Search the material for the string "Portugal" and copy each line where it occurs.

— START —

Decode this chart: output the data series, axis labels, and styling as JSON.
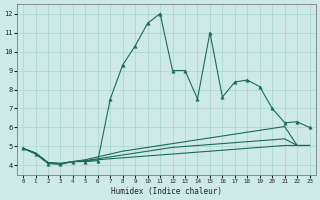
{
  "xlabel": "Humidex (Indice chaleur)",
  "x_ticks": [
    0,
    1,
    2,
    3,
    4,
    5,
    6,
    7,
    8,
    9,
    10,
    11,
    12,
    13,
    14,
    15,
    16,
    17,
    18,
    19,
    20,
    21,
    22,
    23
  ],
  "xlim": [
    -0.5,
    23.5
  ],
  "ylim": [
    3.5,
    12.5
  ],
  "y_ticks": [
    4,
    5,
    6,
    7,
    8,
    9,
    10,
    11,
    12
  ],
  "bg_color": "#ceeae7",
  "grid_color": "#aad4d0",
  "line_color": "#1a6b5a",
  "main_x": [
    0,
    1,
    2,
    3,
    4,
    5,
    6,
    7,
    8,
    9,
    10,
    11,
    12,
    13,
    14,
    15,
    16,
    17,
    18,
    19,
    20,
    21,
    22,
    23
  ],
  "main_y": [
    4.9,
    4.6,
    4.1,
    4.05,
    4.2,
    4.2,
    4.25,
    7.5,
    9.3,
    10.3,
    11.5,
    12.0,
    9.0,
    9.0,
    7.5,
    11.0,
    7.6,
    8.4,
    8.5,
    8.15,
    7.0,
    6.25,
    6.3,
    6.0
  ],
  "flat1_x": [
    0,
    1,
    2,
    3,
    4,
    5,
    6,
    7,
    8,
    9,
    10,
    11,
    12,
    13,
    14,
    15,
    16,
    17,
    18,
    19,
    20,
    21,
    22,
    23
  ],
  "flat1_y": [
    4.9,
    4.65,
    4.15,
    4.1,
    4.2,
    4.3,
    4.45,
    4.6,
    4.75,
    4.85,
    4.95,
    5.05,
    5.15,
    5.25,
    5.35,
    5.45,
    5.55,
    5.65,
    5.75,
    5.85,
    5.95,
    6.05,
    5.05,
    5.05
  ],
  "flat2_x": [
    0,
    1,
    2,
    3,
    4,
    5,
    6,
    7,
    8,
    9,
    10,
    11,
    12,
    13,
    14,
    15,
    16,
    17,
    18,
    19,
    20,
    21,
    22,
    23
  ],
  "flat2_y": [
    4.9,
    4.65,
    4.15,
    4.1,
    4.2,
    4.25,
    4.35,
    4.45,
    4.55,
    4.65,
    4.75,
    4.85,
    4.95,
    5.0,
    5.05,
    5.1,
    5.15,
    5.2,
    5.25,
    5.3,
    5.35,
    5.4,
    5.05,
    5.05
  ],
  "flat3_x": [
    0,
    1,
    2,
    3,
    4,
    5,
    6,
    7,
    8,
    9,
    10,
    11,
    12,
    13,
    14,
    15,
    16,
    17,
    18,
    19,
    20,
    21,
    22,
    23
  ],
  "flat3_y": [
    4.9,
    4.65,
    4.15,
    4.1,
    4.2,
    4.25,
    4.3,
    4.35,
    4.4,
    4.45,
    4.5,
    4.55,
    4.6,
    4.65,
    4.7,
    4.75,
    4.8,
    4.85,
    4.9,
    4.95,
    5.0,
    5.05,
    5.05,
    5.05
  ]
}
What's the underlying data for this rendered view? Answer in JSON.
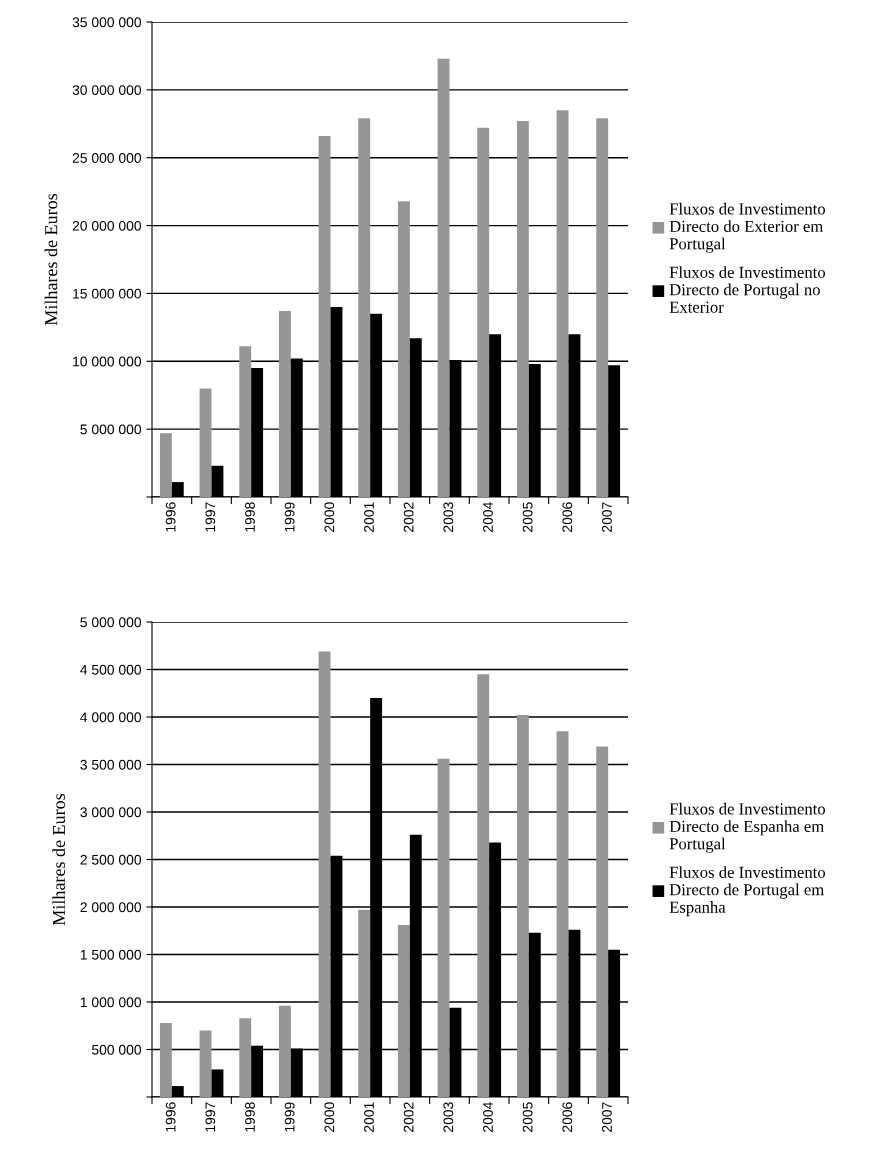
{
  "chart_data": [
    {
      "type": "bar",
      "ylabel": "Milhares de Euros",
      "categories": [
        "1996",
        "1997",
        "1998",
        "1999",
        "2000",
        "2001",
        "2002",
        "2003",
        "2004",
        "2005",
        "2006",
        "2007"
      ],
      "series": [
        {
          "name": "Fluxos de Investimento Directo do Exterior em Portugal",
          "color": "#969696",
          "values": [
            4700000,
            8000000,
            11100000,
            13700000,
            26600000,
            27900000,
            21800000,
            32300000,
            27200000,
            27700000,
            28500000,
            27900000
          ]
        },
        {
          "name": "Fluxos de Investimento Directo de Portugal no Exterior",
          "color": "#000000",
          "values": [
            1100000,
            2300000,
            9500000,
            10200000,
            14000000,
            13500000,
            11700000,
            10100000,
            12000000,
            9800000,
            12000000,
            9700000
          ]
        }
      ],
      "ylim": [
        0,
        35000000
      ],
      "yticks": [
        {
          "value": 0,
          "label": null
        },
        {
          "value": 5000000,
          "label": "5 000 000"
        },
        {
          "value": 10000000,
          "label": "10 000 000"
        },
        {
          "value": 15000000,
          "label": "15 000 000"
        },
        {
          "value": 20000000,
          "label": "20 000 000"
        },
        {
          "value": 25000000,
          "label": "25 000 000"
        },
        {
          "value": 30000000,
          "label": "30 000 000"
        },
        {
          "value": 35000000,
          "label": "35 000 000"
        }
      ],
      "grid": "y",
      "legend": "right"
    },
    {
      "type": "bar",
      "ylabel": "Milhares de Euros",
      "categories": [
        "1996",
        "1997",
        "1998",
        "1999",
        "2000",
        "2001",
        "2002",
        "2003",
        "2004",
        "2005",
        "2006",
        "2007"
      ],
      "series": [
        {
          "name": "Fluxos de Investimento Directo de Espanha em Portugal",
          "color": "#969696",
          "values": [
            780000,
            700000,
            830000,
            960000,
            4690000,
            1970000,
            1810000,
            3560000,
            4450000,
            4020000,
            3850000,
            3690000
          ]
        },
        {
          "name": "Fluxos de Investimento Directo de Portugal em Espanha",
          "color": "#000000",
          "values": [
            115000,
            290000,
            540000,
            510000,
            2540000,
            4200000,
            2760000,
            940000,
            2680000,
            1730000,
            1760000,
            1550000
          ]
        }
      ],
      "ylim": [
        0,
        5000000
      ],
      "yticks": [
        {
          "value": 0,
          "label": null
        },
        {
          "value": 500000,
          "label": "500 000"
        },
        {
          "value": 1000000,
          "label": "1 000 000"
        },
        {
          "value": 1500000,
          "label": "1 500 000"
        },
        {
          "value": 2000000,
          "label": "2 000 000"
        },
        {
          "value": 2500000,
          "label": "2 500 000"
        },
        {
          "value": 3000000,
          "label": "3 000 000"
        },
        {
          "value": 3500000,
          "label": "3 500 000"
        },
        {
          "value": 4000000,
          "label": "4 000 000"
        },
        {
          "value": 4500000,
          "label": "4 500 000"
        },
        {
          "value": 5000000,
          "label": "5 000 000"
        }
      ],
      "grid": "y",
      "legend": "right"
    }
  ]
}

— END —
— START —

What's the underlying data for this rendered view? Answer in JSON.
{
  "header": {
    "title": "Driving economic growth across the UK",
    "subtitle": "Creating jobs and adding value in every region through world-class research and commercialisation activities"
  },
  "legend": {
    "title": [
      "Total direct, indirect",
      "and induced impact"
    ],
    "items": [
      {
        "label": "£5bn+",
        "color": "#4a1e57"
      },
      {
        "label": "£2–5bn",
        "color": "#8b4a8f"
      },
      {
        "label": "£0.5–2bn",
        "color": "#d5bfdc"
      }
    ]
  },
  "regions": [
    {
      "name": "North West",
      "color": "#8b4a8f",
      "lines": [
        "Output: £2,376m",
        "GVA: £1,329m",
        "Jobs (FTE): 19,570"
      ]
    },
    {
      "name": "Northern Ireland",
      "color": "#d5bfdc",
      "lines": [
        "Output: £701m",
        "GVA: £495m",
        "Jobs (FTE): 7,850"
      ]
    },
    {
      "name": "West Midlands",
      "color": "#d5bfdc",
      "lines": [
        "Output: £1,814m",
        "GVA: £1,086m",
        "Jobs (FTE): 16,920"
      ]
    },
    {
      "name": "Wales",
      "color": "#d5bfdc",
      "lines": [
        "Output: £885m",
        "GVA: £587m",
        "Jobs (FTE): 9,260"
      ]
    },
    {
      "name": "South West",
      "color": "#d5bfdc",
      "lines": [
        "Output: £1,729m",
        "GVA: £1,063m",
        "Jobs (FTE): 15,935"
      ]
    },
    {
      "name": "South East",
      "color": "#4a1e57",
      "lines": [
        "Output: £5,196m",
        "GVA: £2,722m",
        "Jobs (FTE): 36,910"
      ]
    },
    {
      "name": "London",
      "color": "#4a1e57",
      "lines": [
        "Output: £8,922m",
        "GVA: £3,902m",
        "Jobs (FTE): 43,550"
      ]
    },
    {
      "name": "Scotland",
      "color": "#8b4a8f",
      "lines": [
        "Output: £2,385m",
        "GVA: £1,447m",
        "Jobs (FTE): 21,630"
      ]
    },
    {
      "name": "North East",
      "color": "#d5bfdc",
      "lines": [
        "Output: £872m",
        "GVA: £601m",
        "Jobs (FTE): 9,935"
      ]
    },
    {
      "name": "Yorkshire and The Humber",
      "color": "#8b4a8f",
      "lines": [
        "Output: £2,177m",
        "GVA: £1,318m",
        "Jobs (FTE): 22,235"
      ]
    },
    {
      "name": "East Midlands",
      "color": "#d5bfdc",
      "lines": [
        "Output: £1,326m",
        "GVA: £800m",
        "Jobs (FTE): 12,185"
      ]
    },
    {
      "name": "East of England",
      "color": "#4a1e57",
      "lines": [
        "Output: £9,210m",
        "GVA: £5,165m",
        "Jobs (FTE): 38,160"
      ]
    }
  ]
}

— END —
— START —

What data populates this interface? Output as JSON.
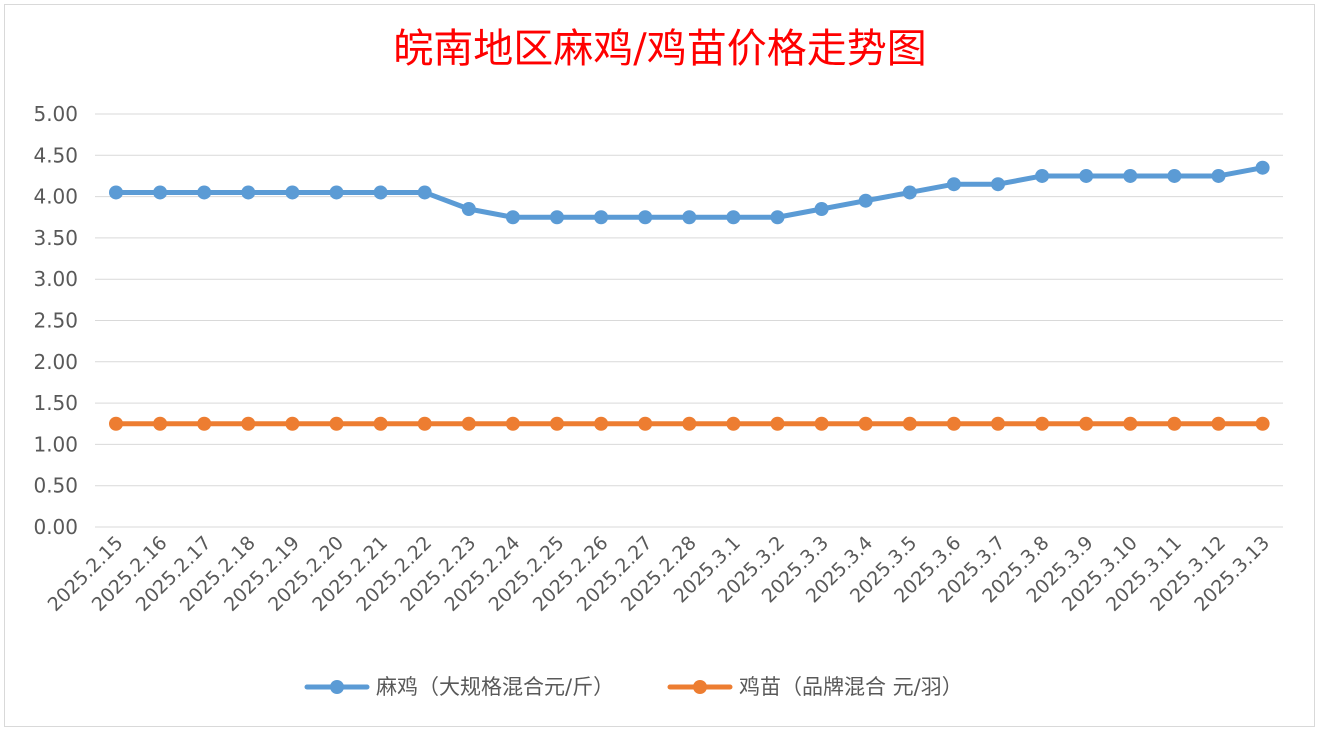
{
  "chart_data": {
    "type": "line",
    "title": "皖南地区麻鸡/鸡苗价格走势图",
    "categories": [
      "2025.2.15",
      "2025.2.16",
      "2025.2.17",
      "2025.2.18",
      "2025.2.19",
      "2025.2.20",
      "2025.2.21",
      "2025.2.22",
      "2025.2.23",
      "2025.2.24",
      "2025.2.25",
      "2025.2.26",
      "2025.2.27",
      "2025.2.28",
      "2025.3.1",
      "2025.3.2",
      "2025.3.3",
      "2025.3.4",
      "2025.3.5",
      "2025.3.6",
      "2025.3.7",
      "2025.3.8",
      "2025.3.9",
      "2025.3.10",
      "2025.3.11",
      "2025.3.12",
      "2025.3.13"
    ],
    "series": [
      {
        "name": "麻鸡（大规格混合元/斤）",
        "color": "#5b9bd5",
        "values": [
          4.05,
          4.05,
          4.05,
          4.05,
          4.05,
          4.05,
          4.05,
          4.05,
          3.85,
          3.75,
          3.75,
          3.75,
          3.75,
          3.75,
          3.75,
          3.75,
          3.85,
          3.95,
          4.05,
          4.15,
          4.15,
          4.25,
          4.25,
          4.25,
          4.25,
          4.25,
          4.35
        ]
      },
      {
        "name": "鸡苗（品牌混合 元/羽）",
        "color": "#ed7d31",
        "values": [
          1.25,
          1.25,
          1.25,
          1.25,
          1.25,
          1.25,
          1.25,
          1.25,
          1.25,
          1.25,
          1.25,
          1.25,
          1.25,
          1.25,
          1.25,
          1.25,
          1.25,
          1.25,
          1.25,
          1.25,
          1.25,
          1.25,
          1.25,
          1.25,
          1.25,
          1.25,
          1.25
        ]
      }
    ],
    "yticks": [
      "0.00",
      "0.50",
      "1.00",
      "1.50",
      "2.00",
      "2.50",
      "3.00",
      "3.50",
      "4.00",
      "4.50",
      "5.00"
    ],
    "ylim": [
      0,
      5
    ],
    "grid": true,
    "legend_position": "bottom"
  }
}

— END —

ANSWER TO THIS PROBLEM -
          "name": "Fluxos de Investimento Directo do Exterior em Portugal",
          "name": "Fluxos de Investimento Directo de Portugal no Exterior",
          "name": "Fluxos de Investimento Directo de Espanha em Portugal",
          "name": "Fluxos de Investimento Directo de Portugal em Espanha",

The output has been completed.